Exercise directions: Return all the data, word for word.

===

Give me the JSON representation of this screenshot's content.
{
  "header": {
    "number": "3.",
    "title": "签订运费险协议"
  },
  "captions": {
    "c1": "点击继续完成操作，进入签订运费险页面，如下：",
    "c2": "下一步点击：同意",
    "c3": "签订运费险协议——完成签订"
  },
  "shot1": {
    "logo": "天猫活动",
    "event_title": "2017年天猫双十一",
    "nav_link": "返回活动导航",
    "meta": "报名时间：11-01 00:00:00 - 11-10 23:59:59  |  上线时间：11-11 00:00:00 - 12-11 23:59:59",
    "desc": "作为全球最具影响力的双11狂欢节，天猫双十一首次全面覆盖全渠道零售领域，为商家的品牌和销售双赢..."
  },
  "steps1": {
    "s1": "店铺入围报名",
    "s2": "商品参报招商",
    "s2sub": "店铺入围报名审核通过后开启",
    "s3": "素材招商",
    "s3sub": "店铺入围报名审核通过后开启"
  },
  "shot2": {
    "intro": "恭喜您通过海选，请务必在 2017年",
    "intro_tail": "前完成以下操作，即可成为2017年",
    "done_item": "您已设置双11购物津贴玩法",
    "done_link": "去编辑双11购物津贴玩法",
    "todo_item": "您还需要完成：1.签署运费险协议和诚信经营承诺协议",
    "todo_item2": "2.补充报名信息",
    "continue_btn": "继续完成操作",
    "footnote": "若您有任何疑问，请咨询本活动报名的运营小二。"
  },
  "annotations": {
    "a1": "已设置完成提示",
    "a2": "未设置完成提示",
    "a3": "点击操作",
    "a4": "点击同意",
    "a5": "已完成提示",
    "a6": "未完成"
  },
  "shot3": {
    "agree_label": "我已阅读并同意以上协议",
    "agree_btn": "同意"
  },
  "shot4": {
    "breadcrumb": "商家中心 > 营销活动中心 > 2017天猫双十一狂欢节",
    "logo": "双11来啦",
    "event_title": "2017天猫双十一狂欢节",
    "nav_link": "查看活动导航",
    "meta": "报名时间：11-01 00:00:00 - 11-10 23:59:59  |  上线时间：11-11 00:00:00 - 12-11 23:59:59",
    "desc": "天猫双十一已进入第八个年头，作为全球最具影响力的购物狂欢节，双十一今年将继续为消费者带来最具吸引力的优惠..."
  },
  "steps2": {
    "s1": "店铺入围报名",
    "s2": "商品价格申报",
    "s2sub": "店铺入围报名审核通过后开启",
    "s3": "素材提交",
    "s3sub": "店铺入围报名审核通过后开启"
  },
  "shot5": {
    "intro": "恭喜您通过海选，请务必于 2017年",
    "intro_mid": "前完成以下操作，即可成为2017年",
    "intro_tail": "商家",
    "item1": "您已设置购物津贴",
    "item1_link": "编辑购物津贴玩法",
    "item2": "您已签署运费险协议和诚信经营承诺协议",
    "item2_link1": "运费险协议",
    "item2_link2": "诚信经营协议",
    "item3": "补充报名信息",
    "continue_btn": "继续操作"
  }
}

===

Solution for this task:
Give me the JSON representation of this screenshot's content.
{
  "header": {
    "number": "3.",
    "title": "签订运费险协议"
  },
  "captions": {
    "c1": "点击继续完成操作，进入签订运费险页面，如下：",
    "c2": "下一步点击：同意",
    "c3": "签订运费险协议——完成签订"
  },
  "shot1": {
    "logo": "天猫活动",
    "event_title": "2017年天猫双十一",
    "nav_link": "返回活动导航",
    "meta": "报名时间：11-01 00:00:00 - 11-10 23:59:59  |  上线时间：11-11 00:00:00 - 12-11 23:59:59",
    "desc": "作为全球最具影响力的双11狂欢节，天猫双十一首次全面覆盖全渠道零售领域，为商家的品牌和销售双赢..."
  },
  "steps1": {
    "s1": "店铺入围报名",
    "s2": "商品参报招商",
    "s2sub": "店铺入围报名审核通过后开启",
    "s3": "素材招商",
    "s3sub": "店铺入围报名审核通过后开启"
  },
  "shot2": {
    "intro": "恭喜您通过海选，请务必在 2017年",
    "intro_tail": "前完成以下操作，即可成为2017年",
    "done_item": "您已设置双11购物津贴玩法",
    "done_link": "去编辑双11购物津贴玩法",
    "todo_item": "您还需要完成：1.签署运费险协议和诚信经营承诺协议",
    "todo_item2": "2.补充报名信息",
    "continue_btn": "继续完成操作",
    "footnote": "若您有任何疑问，请咨询本活动报名的运营小二。"
  },
  "annotations": {
    "a1": "已设置完成提示",
    "a2": "未设置完成提示",
    "a3": "点击操作",
    "a4": "点击同意",
    "a5": "已完成提示",
    "a6": "未完成"
  },
  "shot3": {
    "agree_label": "我已阅读并同意以上协议",
    "agree_btn": "同意"
  },
  "shot4": {
    "breadcrumb": "商家中心 > 营销活动中心 > 2017天猫双十一狂欢节",
    "logo": "双11来啦",
    "event_title": "2017天猫双十一狂欢节",
    "nav_link": "查看活动导航",
    "meta": "报名时间：11-01 00:00:00 - 11-10 23:59:59  |  上线时间：11-11 00:00:00 - 12-11 23:59:59",
    "desc": "天猫双十一已进入第八个年头，作为全球最具影响力的购物狂欢节，双十一今年将继续为消费者带来最具吸引力的优惠..."
  },
  "steps2": {
    "s1": "店铺入围报名",
    "s2": "商品价格申报",
    "s2sub": "店铺入围报名审核通过后开启",
    "s3": "素材提交",
    "s3sub": "店铺入围报名审核通过后开启"
  },
  "shot5": {
    "intro": "恭喜您通过海选，请务必于 2017年",
    "intro_mid": "前完成以下操作，即可成为2017年",
    "intro_tail": "商家",
    "item1": "您已设置购物津贴",
    "item1_link": "编辑购物津贴玩法",
    "item2": "您已签署运费险协议和诚信经营承诺协议",
    "item2_link1": "运费险协议",
    "item2_link2": "诚信经营协议",
    "item3": "补充报名信息",
    "continue_btn": "继续操作"
  }
}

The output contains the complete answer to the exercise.